- Aufgaben -
**1.** Gib aus der Rezension zu Cleanland den Abschnitt wörtlich wieder, der bei „Meine Meinung“ beginnt und bei „mich schon nachdenklich.“ endet.
**2.** Nenne alle Figuren der Geschichte, die in der Rezension zu Cleanland mit Namen genannt werden.

- Textauszug -
Rezension

Hätte noch viel mehr vertieft werden können

Cleanland - Martin Schäuble

Cleanland
von Martin Schäuble

Bewertet mit 3.5 Sternen

Eine große Pandemie hat dazu geführt, dass die Menschen sich zu ihrer eigenen Sicherheit in Cleanland abschotten. Hier gelten die Regeln der GaR – die fünf Gesetze der absoluten Reinheit. Man verlässt seine Wohnung mit einem Protector, einem Anzug, der vor anderen Menschen und deren Viren und Bakterien abschirmen. Zur eigenen Sicherheit hat man nur noch Kontakt zu einer registrierten Kontaktperson, die Wohnung wird jede Nacht von so genannten Cleanern desinfiziert und vieles mehr. In dieser Welt lebt Schilo und sie hält sich an die GaR, alleine schon, weil ihre Mutter beim Ministerium für Reinheit arbeitet. Doch dann lernt sie den Cleaner Toko kennen und ihre registrierte Kontaktperson Samira gerät in Schwierigkeiten und Schilo beginnt nachzudenken.

Meine Meinung

Ich muss mich erst einmal ein wenig sammeln, um meine Gedanken zu diesem Buch zusammenzubekommen, denn im Grunde hat Martin Schäuble hier konsequent weitergedacht, wie es wäre, wenn Menschen für ihre Sicherheit ihre Freitheiten aufgeben würden. Der Autor schreibt sehr mitreißend und spannend und die gesamten Ideen rund um die absolute Reinheit fand ich nicht nur spannend und interessant, sondern auch absolut erschreckend. Ich konnte Cleanland direkt vor mir sehen und hatte bei so manch einer Aussage Gänsehaut, allein der Gruss – Achte die GaR und die Erwiederung: Bleiben sie gesund stimmten mich schon nachdenklich.
Insgesamt fand ich das Thema richtig spannend und auch super umgesetzt, allerdings kratzt Martin Schäuble leider nur an der Oberfläche. Diese wirklich guten Ideen hätten noch in alle möglichen Richtungen ausgeholt und intensiviert werden können. Vor allem was die Charaktere, aber auch das Gegenteil von Cleanland, die Sicklands angeht, hätte ich mir hier viel mehr gewünscht. Hier bleibt auf jeden Fall vieles meiner eigenen Fantasie überlassen und ich hätte gerne vieles mehr noch in Erfahrung gebracht.
Nichtsdestotrotz fand ich die Geschichte rund um Schilo von der ersten Seite an spannend und ich bleibe auch selber, wie so oft in letzter Zeit, mit der Frage zurück, inwieweit der Mensch wirklich in der Lage wäre, seine Freiheit für seine Sicherheit aufzugeben. So ein Leben, wie es hier beschrieben wird, möchte ich mir nicht einmal ansatzweise vorstellen müssen.

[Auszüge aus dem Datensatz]
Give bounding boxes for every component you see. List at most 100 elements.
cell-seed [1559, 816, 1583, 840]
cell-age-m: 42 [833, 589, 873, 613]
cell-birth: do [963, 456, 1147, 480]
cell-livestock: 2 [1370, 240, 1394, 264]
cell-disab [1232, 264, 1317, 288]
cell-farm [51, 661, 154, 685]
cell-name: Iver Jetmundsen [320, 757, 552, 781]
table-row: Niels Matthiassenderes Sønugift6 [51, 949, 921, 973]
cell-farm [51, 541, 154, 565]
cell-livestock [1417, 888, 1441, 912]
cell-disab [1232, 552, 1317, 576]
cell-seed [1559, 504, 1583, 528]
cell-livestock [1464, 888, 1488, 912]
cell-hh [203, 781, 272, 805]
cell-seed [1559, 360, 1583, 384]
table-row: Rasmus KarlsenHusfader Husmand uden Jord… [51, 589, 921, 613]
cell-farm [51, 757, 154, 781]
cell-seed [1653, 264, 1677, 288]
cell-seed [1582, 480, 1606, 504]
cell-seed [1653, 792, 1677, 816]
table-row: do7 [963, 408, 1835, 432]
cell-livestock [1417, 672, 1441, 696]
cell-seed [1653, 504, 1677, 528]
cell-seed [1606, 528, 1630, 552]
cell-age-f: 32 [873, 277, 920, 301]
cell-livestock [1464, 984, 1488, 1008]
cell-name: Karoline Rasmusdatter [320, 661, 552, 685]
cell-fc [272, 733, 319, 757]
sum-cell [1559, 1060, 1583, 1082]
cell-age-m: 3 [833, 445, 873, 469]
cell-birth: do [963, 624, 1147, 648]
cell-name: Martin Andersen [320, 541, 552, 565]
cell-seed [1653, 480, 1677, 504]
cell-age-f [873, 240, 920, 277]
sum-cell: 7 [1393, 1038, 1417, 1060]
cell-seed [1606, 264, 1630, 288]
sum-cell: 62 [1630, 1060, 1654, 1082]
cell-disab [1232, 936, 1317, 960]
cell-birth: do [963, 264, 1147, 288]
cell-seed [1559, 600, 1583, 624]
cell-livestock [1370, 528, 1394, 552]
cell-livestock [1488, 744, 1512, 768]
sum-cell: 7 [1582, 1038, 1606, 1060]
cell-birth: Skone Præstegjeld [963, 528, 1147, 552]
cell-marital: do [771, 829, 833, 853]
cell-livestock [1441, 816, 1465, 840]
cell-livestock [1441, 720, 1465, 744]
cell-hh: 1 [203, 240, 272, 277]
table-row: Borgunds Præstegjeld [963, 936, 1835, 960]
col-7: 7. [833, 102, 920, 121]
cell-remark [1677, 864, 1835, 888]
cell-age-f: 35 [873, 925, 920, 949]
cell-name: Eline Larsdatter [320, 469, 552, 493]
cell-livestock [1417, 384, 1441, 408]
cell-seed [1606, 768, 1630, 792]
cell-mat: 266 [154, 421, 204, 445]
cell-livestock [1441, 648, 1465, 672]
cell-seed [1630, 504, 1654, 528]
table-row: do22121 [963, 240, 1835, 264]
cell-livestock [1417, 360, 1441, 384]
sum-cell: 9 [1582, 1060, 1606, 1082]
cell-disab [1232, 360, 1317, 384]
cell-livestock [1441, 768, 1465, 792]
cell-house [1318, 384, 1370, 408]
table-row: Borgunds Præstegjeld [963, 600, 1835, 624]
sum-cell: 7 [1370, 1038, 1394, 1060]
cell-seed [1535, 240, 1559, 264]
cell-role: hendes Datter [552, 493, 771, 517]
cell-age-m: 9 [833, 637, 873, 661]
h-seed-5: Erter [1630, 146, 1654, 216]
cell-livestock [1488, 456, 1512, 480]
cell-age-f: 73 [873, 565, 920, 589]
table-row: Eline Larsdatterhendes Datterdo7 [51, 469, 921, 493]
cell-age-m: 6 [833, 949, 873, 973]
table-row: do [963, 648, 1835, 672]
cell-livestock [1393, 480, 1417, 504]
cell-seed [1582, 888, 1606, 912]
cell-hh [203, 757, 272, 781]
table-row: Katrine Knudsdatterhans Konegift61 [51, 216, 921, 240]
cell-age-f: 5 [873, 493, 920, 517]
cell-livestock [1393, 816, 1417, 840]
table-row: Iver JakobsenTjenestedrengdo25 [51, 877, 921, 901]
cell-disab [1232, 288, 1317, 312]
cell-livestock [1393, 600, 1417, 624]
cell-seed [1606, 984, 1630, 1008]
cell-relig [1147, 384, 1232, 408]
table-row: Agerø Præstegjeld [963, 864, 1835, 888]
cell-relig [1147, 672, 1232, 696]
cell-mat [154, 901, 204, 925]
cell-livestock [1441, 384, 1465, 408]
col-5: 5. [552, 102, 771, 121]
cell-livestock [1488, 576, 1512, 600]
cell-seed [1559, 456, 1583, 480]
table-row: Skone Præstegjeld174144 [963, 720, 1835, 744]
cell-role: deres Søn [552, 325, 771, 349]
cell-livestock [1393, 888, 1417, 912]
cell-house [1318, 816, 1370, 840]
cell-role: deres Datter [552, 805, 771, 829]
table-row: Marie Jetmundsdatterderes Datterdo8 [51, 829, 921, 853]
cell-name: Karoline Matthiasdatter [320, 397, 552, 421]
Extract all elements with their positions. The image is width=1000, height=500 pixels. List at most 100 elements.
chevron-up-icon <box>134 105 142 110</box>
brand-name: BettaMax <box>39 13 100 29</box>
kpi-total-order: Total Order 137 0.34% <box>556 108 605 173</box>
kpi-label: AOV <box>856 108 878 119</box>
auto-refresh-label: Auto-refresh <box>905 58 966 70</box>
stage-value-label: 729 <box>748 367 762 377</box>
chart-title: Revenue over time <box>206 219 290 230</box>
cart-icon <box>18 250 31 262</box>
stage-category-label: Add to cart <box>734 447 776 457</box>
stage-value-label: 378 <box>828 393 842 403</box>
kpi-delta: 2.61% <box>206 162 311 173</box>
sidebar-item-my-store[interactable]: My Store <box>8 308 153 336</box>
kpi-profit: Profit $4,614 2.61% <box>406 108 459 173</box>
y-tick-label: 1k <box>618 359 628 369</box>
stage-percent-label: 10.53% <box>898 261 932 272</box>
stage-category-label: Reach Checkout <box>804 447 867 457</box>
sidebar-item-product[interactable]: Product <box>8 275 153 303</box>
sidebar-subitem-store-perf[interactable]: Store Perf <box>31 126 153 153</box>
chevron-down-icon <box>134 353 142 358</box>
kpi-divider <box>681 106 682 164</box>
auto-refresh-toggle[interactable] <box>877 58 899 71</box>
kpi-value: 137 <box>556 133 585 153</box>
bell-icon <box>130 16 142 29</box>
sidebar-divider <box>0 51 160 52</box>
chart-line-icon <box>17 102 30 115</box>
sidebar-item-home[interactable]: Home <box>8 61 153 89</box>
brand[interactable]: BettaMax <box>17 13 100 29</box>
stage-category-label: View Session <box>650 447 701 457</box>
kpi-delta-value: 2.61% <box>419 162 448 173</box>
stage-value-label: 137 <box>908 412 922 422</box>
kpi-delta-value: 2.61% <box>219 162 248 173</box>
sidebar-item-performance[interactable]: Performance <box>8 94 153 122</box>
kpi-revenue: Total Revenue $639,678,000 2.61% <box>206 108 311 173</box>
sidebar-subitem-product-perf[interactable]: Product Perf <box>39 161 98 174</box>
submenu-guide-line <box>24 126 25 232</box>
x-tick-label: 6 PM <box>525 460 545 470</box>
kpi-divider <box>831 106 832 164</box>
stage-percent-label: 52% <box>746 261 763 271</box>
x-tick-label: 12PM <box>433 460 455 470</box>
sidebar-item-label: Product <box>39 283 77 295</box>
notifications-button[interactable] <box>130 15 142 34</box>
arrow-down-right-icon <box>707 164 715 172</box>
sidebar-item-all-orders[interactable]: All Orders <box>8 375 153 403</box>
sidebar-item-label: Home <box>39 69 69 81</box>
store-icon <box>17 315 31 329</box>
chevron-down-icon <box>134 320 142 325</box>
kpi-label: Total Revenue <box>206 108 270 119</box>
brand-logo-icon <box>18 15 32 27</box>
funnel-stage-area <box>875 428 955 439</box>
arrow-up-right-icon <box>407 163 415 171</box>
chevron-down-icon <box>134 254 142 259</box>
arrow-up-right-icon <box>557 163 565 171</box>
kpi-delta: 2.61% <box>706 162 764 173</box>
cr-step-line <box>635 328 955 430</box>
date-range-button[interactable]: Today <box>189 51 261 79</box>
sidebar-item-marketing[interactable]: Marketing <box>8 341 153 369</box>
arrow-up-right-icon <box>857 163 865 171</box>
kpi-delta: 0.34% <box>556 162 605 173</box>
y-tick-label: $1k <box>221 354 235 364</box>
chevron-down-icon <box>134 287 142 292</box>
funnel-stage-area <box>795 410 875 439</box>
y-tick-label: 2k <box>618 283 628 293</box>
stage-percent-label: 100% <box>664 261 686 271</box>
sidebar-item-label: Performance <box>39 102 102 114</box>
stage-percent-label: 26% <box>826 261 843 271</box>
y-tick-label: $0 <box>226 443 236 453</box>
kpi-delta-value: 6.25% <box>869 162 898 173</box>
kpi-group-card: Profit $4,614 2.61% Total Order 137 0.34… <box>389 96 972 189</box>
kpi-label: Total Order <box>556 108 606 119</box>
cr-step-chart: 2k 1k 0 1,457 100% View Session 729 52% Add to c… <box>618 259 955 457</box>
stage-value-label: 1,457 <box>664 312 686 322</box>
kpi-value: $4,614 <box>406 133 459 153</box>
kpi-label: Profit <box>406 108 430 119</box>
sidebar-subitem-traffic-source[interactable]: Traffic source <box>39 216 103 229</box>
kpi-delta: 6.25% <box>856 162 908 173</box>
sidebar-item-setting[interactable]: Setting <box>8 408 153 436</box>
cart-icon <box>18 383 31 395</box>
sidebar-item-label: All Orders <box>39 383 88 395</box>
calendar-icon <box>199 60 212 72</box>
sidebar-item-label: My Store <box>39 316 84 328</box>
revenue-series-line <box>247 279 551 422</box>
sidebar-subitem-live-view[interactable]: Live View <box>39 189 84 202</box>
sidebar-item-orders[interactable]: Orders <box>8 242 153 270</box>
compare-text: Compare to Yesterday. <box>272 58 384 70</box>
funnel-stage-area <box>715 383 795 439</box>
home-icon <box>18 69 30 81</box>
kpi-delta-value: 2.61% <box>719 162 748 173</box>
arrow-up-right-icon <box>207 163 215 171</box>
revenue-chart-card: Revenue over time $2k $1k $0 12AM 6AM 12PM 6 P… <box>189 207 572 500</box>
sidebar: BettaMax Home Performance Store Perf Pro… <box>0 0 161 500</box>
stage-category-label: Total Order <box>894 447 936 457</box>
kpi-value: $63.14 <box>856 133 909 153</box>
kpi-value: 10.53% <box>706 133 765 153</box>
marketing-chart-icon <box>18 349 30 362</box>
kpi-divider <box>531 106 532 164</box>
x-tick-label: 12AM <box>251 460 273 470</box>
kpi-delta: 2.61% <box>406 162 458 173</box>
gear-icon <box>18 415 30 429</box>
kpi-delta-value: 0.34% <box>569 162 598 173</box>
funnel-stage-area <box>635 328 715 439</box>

- Lösungen -
**1.**
Meine Meinung

Ich muss mich erst einmal ein wenig sammeln, um meine Gedanken zu diesem Buch zusammenzubekommen, denn im Grunde hat Martin Schäuble hier konsequent weitergedacht, wie es wäre, wenn Menschen für ihre Sicherheit ihre Freitheiten aufgeben würden. Der Autor schreibt sehr mitreißend und spannend und die gesamten Ideen rund um die absolute Reinheit fand ich nicht nur spannend und interessant, sondern auch absolut erschreckend. Ich konnte Cleanland direkt vor mir sehen und hatte bei so manch einer Aussage Gänsehaut, allein der Gruss – Achte die GaR und die Erwiederung: Bleiben sie gesund stimmten mich schon nachdenklich.

**2.** Schilo, Toko, Samira